» Goal:
Report how many lines of the records below include the word "object". Give nothing but the number.

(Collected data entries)
━━━━━━
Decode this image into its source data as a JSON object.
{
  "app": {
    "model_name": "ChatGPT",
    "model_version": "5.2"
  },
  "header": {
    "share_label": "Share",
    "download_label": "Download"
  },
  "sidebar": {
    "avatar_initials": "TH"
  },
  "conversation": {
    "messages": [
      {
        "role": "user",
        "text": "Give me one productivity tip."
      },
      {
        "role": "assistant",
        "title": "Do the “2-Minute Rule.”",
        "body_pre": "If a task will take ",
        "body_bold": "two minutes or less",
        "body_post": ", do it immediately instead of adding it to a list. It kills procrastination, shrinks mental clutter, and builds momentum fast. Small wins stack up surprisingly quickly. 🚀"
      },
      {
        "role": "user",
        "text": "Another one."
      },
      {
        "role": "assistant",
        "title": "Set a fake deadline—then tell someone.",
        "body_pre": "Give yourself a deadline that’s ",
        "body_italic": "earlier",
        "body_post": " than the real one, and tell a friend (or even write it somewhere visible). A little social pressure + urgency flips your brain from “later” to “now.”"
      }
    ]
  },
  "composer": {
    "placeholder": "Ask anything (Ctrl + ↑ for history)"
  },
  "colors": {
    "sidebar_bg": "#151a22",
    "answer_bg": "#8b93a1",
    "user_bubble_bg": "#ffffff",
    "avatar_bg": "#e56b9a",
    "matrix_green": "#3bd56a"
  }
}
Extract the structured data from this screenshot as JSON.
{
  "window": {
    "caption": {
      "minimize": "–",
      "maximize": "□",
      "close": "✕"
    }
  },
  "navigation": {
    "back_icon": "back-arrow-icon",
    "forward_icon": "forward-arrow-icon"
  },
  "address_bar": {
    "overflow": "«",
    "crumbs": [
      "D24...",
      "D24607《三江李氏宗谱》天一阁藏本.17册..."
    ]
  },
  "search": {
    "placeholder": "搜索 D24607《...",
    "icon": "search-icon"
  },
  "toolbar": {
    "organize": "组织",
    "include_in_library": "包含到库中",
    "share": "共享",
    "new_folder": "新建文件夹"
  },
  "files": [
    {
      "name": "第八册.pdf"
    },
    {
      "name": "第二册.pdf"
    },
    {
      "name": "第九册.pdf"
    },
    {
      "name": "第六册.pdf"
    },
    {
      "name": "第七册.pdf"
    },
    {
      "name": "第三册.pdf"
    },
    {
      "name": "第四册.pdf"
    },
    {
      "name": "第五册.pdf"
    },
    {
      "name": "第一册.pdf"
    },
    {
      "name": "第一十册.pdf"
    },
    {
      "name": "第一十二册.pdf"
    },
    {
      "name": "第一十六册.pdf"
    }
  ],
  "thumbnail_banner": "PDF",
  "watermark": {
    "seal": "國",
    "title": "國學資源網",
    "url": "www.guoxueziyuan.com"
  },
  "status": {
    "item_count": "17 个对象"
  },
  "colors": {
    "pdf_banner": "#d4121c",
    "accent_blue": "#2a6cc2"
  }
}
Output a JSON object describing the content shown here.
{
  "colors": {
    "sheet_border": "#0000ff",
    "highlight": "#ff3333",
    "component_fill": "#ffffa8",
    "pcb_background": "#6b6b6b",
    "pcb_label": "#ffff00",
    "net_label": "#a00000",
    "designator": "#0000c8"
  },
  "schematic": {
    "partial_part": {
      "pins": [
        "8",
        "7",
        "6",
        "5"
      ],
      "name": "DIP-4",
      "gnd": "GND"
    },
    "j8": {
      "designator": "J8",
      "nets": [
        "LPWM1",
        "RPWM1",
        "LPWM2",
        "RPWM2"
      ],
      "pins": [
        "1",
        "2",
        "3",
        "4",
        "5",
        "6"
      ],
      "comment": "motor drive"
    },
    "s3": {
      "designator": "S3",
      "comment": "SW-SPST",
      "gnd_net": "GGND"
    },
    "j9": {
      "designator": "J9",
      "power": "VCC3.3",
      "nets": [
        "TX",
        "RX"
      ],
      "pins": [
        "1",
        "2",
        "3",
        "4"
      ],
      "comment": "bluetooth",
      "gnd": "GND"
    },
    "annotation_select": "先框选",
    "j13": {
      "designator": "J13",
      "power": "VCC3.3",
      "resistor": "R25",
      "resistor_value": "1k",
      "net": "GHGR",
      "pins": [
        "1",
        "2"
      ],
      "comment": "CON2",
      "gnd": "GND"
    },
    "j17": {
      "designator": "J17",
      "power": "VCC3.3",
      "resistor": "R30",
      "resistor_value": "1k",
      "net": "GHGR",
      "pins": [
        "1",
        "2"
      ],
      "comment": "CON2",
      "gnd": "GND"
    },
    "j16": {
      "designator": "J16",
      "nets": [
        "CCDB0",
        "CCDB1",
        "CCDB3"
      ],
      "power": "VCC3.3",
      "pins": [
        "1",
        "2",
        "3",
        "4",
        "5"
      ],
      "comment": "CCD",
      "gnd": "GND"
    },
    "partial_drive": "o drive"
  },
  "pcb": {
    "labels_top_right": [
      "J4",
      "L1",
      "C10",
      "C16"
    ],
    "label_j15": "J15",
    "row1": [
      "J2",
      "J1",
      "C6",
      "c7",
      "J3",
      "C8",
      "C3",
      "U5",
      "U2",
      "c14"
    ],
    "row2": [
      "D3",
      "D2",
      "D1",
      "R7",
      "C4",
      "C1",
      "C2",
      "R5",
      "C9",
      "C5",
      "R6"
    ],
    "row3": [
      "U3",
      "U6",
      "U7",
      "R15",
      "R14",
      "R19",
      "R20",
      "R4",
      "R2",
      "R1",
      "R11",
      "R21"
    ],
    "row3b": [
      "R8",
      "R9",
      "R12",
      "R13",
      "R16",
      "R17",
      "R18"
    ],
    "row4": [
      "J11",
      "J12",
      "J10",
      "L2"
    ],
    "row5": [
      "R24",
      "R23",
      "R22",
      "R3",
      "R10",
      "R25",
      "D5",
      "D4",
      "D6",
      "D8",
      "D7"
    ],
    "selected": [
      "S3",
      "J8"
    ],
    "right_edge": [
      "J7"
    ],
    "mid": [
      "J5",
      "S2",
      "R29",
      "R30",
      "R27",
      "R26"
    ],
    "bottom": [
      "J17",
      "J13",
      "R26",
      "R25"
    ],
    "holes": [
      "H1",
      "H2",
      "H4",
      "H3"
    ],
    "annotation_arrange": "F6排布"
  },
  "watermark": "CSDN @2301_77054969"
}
━━━━━━
» Output for this task:
2